[Work to complete]: Every record that follows should be printed verbatim.

==============================

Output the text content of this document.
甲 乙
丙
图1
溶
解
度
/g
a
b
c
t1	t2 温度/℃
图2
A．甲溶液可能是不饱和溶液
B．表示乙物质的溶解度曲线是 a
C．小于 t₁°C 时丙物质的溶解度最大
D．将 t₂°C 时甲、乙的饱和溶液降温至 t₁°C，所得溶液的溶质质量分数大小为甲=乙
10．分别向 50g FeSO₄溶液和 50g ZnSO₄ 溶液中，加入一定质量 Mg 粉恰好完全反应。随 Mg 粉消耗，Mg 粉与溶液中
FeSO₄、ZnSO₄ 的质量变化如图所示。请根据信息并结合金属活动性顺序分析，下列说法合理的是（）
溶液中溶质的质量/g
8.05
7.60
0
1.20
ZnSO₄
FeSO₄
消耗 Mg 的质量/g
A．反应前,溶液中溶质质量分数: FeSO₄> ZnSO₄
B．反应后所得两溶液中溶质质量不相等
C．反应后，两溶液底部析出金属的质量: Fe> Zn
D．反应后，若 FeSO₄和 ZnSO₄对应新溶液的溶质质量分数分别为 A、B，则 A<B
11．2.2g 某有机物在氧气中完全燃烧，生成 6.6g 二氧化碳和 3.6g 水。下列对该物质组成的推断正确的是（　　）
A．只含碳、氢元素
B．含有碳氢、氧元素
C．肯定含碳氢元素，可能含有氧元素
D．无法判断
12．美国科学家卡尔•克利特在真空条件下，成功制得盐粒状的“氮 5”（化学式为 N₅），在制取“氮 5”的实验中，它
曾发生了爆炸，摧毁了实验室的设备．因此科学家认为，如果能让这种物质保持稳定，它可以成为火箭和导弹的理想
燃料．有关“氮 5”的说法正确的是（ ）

==============================

[Result of this task]:
Output the text content of this document.
甲 乙
丙
图1
溶
解
度
/g
a
b
c
t1	t2 温度/℃
图2
A．甲溶液可能是不饱和溶液
B．表示乙物质的溶解度曲线是 a
C．小于 t₁°C 时丙物质的溶解度最大
D．将 t₂°C 时甲、乙的饱和溶液降温至 t₁°C，所得溶液的溶质质量分数大小为甲=乙
10．分别向 50g FeSO₄溶液和 50g ZnSO₄ 溶液中，加入一定质量 Mg 粉恰好完全反应。随 Mg 粉消耗，Mg 粉与溶液中
FeSO₄、ZnSO₄ 的质量变化如图所示。请根据信息并结合金属活动性顺序分析，下列说法合理的是（）
溶液中溶质的质量/g
8.05
7.60
0
1.20
ZnSO₄
FeSO₄
消耗 Mg 的质量/g
A．反应前,溶液中溶质质量分数: FeSO₄> ZnSO₄
B．反应后所得两溶液中溶质质量不相等
C．反应后，两溶液底部析出金属的质量: Fe> Zn
D．反应后，若 FeSO₄和 ZnSO₄对应新溶液的溶质质量分数分别为 A、B，则 A<B
11．2.2g 某有机物在氧气中完全燃烧，生成 6.6g 二氧化碳和 3.6g 水。下列对该物质组成的推断正确的是（　　）
A．只含碳、氢元素
B．含有碳氢、氧元素
C．肯定含碳氢元素，可能含有氧元素
D．无法判断
12．美国科学家卡尔•克利特在真空条件下，成功制得盐粒状的“氮 5”（化学式为 N₅），在制取“氮 5”的实验中，它
曾发生了爆炸，摧毁了实验室的设备．因此科学家认为，如果能让这种物质保持稳定，它可以成为火箭和导弹的理想
燃料．有关“氮 5”的说法正确的是（ ）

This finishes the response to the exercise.